EXERCISE DESCRIPTION » Search the records for the word "JSON" and pick out every line that has it.

EXTRACTED ENTRIES »
-------------------------
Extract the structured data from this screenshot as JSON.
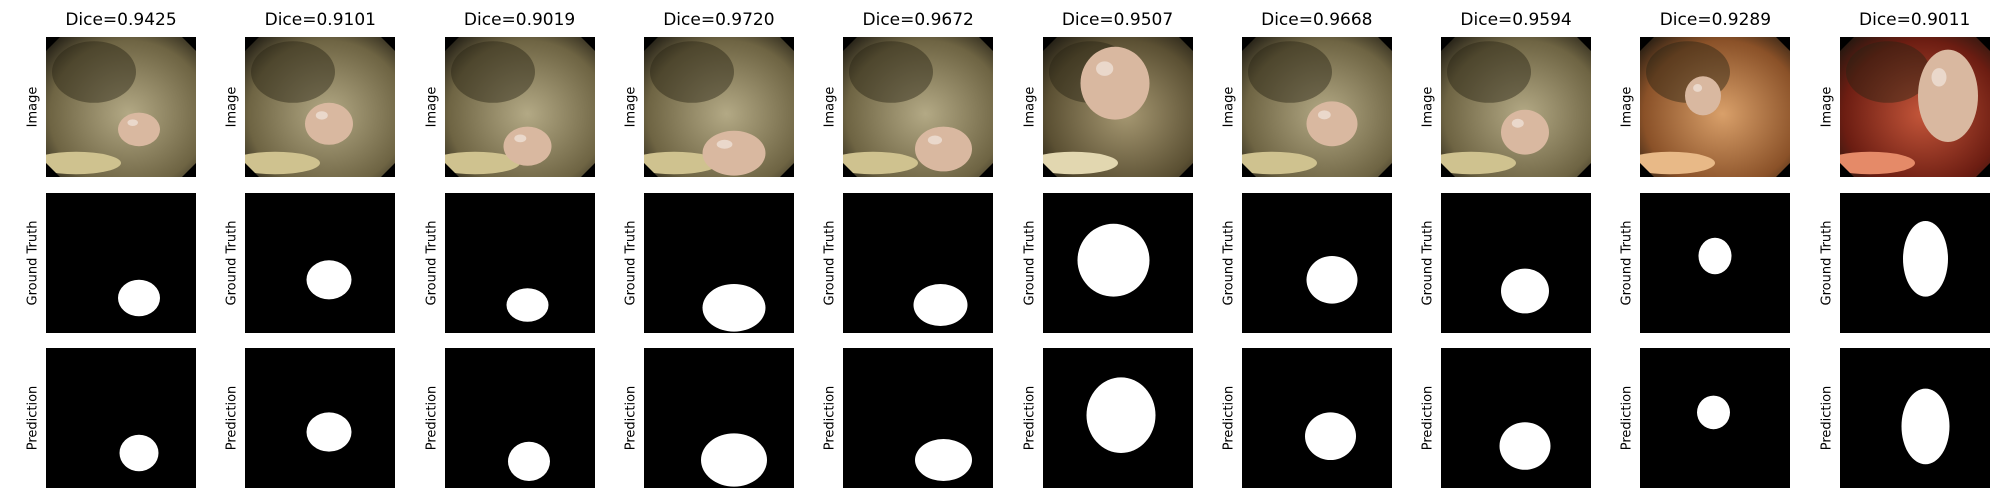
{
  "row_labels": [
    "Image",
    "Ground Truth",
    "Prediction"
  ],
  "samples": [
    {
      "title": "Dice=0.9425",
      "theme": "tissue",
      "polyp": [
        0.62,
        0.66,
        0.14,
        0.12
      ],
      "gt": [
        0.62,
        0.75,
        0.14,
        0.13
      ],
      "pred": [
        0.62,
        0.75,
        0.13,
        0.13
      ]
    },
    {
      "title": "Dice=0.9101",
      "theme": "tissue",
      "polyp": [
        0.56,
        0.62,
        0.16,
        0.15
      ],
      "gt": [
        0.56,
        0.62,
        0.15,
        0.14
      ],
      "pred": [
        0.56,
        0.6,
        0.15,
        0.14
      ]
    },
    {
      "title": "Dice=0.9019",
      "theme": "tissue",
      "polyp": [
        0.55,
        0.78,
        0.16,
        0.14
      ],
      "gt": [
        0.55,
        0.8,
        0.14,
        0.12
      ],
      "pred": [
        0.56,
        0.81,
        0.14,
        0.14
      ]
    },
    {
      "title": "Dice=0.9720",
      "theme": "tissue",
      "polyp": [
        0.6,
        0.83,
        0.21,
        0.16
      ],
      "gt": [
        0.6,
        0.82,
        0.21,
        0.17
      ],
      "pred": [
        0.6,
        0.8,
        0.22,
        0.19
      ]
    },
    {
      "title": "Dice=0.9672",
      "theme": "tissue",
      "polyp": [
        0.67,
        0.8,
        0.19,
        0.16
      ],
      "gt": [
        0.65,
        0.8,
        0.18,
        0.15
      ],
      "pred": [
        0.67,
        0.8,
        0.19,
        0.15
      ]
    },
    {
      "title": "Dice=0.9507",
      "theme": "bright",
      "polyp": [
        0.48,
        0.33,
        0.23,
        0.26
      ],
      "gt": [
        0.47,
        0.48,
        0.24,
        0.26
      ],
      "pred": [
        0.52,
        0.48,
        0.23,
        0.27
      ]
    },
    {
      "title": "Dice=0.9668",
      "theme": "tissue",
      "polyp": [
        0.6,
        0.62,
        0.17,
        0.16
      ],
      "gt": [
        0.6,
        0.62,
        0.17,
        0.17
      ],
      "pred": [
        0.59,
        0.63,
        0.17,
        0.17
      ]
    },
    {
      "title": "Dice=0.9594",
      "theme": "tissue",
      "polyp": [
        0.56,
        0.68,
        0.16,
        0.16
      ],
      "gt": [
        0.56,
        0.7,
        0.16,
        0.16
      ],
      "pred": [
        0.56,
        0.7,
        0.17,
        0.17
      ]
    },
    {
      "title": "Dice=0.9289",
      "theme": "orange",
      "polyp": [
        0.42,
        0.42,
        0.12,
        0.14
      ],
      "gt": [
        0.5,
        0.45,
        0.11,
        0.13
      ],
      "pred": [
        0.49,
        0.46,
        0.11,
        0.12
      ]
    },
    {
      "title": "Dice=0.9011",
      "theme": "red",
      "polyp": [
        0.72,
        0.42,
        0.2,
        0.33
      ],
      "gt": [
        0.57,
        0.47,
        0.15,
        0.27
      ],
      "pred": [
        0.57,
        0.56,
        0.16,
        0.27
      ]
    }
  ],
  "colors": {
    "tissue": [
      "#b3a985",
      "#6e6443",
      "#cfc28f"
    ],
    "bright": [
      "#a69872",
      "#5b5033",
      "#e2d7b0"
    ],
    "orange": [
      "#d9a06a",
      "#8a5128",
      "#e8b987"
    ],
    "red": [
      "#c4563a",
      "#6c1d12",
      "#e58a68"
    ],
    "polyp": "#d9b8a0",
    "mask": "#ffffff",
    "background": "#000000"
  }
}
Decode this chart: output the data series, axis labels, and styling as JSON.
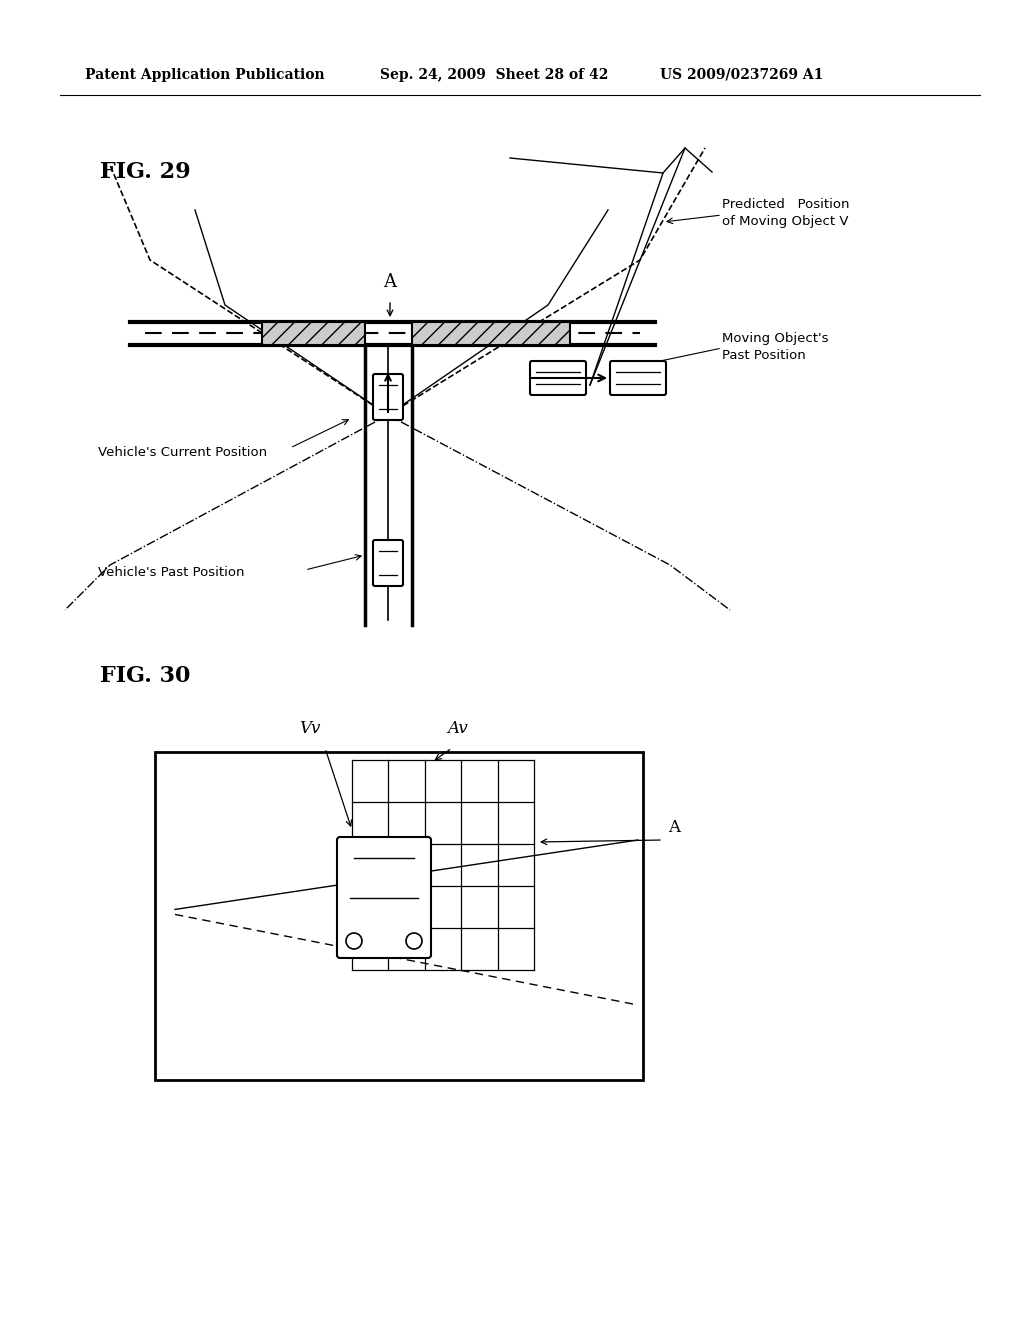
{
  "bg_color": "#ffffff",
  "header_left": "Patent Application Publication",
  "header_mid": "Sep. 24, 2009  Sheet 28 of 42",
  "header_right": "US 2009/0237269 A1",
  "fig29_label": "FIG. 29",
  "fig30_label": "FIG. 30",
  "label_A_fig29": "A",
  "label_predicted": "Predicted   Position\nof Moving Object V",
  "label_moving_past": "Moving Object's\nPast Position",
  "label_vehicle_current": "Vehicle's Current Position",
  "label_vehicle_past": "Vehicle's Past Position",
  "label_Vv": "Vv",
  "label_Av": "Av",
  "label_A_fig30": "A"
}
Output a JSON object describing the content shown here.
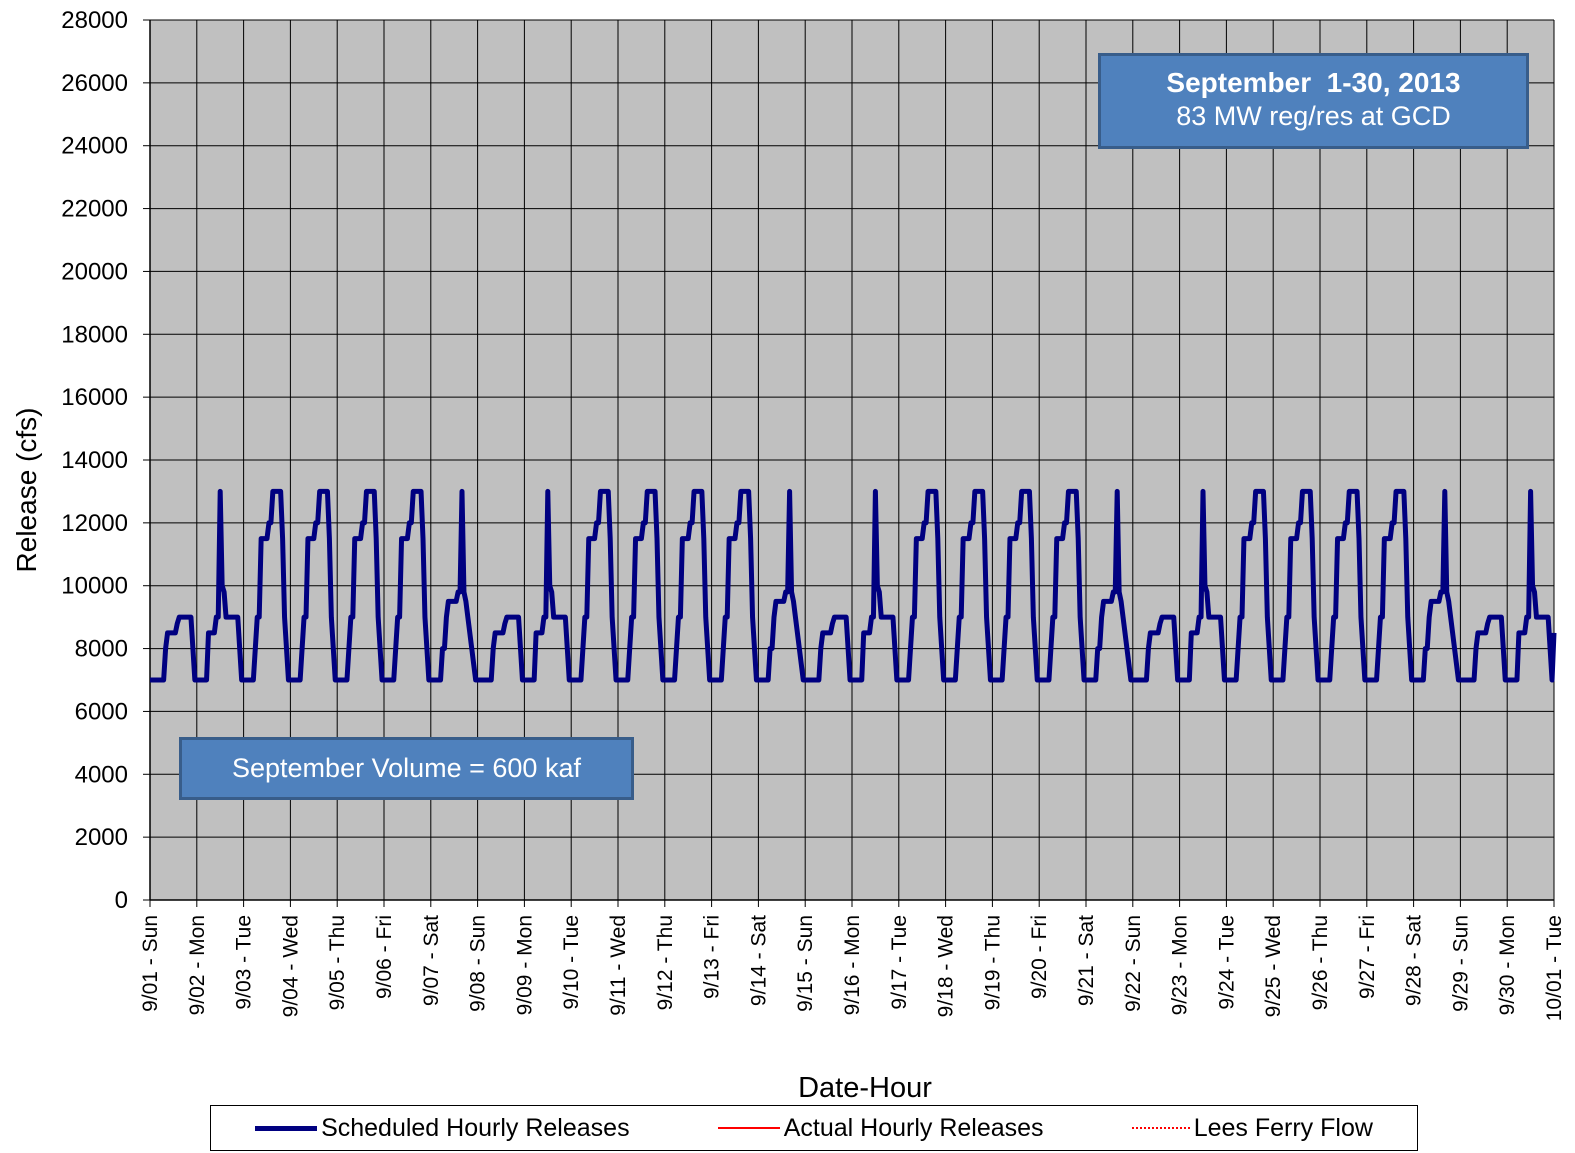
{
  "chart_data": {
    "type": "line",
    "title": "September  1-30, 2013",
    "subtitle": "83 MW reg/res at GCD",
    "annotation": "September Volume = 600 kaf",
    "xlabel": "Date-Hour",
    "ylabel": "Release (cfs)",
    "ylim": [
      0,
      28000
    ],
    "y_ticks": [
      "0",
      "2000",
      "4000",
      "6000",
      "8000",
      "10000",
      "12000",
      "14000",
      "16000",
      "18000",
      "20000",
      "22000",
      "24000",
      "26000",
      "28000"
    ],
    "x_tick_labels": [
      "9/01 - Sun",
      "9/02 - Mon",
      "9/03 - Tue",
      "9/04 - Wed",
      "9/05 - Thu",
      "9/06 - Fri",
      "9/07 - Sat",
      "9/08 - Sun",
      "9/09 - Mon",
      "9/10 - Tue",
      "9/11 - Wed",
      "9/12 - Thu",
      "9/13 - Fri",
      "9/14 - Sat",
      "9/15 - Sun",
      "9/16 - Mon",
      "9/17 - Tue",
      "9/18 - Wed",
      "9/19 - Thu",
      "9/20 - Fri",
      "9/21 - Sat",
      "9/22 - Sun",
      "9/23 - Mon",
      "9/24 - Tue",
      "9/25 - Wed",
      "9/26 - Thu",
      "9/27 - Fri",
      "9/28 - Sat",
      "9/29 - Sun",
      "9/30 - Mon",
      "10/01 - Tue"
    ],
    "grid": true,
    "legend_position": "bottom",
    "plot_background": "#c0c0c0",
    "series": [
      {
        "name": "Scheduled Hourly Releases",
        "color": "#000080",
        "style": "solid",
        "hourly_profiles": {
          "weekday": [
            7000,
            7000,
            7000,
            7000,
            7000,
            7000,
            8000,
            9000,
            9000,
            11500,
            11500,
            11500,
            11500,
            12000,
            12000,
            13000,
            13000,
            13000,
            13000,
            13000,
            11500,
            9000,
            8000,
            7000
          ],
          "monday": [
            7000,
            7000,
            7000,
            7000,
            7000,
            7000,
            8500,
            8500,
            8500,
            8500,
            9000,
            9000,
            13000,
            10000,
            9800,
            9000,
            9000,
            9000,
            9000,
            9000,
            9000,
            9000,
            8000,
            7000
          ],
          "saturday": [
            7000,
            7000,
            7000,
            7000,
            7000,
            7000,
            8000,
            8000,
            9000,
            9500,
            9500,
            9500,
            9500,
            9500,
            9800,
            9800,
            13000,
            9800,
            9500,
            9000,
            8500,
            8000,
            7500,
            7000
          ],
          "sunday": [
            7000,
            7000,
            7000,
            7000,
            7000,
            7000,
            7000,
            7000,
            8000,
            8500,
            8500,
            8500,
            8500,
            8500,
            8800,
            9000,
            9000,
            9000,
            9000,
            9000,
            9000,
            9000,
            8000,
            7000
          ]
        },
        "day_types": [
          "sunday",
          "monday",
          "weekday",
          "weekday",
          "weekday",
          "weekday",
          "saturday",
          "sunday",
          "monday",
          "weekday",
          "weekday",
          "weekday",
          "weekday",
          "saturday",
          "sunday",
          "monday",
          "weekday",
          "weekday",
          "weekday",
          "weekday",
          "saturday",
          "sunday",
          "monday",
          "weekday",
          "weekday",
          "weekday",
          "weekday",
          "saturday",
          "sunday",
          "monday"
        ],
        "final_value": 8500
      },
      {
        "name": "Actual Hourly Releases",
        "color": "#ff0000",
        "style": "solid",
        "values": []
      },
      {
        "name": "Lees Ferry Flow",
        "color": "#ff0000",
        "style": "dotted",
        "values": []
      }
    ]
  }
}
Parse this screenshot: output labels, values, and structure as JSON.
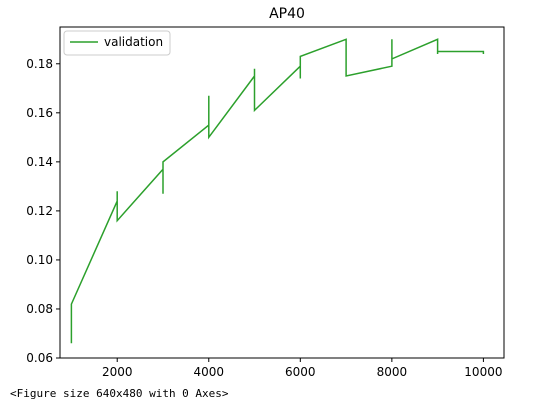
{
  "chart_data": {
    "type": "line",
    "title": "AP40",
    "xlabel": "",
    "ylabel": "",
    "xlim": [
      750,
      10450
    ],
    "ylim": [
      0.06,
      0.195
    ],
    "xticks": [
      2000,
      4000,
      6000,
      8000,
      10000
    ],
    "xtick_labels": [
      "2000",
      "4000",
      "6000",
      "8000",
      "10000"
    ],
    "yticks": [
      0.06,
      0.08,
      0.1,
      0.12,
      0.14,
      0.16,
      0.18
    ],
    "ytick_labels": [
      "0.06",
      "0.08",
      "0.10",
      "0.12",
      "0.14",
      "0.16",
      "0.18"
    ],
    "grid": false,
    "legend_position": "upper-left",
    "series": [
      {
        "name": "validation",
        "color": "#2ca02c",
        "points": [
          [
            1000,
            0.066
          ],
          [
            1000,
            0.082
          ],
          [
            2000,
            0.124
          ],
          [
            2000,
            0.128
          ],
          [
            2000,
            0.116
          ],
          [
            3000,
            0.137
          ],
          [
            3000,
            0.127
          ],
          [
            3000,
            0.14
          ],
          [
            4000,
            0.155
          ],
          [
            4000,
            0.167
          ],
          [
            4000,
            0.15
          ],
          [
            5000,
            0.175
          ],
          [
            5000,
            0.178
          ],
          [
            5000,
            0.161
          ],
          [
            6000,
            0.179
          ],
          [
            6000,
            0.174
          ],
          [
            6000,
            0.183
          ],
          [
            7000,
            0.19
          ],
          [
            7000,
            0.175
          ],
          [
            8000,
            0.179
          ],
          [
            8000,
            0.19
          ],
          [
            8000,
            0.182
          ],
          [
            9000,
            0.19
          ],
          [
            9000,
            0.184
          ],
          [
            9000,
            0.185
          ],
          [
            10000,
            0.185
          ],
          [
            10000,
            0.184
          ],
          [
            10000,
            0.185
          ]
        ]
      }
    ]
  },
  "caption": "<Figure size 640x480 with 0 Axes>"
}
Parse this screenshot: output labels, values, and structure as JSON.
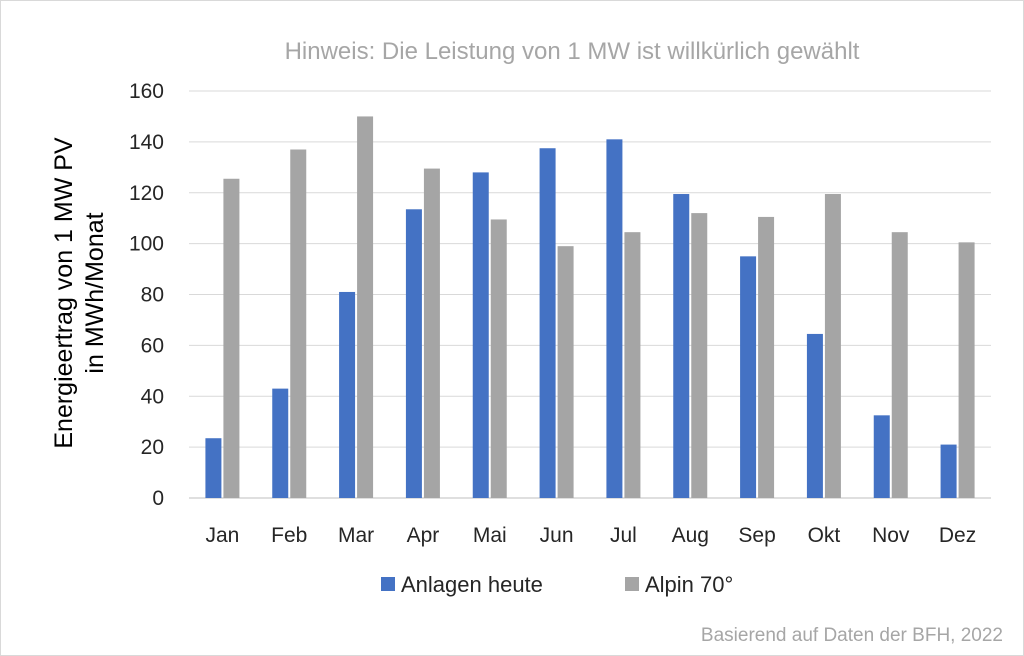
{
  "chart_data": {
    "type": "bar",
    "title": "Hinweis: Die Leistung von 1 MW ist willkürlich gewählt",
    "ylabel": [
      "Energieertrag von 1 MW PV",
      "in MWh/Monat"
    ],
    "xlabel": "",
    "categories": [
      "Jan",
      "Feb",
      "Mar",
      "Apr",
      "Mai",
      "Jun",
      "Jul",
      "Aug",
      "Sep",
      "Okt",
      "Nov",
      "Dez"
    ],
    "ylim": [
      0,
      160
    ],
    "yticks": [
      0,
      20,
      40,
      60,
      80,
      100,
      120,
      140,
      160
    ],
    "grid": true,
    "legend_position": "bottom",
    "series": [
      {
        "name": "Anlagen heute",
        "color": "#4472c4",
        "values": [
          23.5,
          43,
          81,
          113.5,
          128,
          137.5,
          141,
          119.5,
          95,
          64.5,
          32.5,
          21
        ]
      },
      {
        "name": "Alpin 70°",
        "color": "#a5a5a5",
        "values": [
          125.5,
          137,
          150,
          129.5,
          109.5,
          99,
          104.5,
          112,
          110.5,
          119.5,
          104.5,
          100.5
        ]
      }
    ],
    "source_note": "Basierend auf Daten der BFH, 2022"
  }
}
-------------------------
FULL ANSWER »
Extract the structured data from this screenshot as JSON.
Decode this chart: output the data series, axis labels, and styling as JSON.
Output a JSON object describing the content shown here.
Parse this screenshot: output labels, values, and structure as JSON.
Parse this screenshot: output labels, values, and structure as JSON.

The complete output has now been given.